***** Records for the exercise *****

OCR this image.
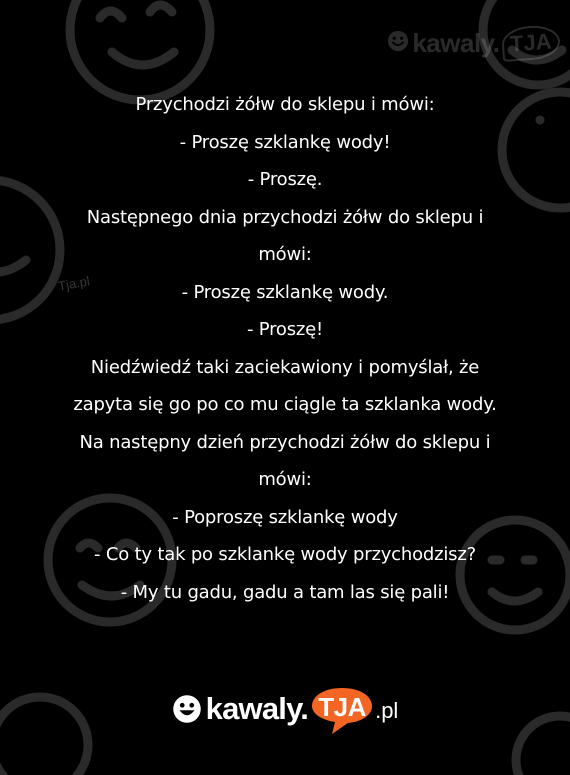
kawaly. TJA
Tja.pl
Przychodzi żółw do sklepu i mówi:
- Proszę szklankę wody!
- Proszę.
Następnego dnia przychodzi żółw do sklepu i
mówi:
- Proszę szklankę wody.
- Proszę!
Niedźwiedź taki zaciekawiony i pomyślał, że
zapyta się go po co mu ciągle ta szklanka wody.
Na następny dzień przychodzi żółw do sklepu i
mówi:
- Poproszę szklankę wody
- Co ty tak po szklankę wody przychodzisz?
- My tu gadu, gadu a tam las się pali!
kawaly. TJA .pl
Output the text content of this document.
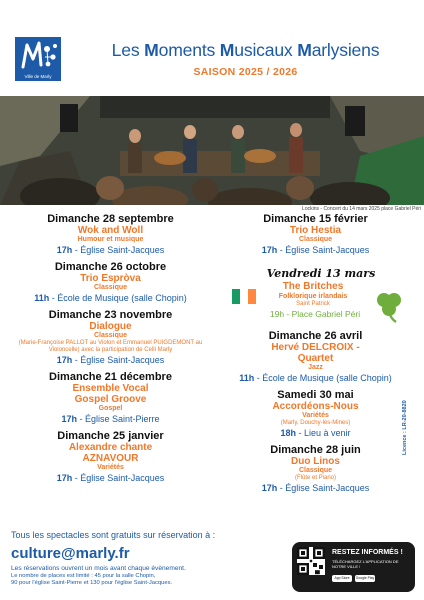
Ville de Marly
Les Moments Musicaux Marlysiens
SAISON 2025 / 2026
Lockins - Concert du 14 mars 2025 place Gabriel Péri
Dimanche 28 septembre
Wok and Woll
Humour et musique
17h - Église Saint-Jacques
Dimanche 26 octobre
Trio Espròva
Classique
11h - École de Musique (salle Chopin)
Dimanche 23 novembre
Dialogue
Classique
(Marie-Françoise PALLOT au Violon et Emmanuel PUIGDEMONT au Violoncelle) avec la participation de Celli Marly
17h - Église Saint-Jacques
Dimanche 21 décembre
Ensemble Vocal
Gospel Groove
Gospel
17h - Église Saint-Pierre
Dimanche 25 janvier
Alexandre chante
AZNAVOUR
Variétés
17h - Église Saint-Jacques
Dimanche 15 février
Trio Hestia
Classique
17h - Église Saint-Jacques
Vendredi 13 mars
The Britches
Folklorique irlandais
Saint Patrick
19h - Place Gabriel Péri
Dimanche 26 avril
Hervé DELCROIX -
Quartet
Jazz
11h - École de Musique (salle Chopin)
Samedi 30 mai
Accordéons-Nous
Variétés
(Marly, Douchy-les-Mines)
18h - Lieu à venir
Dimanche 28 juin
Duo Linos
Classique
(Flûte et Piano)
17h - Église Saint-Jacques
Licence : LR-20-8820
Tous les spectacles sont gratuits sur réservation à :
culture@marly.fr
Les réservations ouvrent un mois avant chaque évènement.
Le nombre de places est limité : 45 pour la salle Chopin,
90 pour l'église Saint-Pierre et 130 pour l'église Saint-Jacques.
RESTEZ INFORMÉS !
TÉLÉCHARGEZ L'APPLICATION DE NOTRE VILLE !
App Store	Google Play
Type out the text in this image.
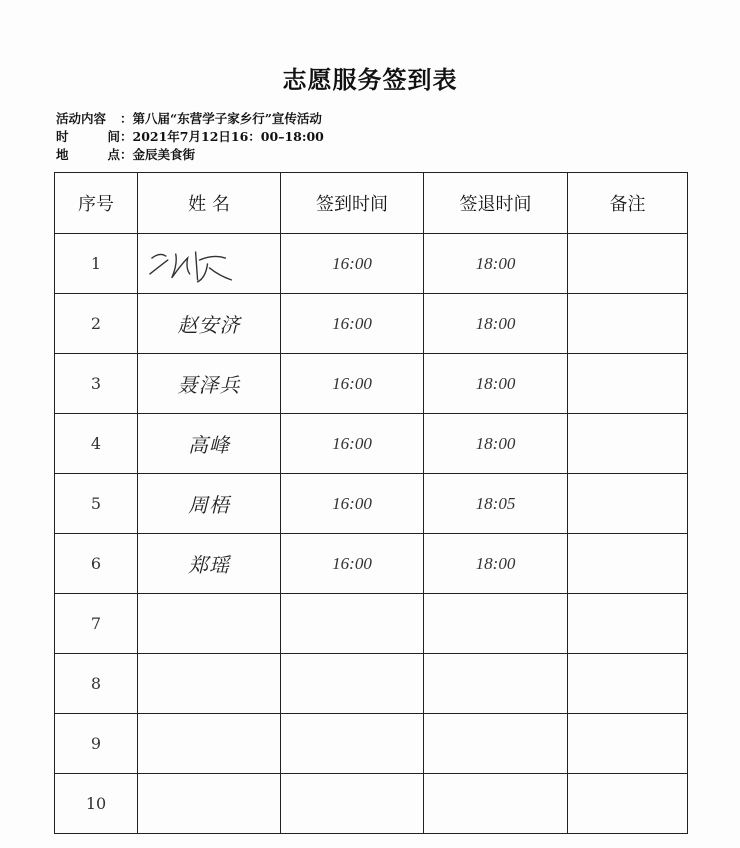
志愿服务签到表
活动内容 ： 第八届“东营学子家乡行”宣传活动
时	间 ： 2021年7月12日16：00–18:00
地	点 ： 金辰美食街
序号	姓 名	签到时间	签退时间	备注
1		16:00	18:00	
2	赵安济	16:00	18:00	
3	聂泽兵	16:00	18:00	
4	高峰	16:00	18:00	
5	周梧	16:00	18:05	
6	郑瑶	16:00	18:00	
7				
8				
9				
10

*****

:: Task objective ::
Copy every line that includes the string "Dimanche" from the material above.

:: Answer to this exercise ::
Dimanche 28 septembre
Dimanche 26 octobre
Dimanche 23 novembre
Dimanche 21 décembre
Dimanche 25 janvier
Dimanche 15 février
Dimanche 26 avril
Dimanche 28 juin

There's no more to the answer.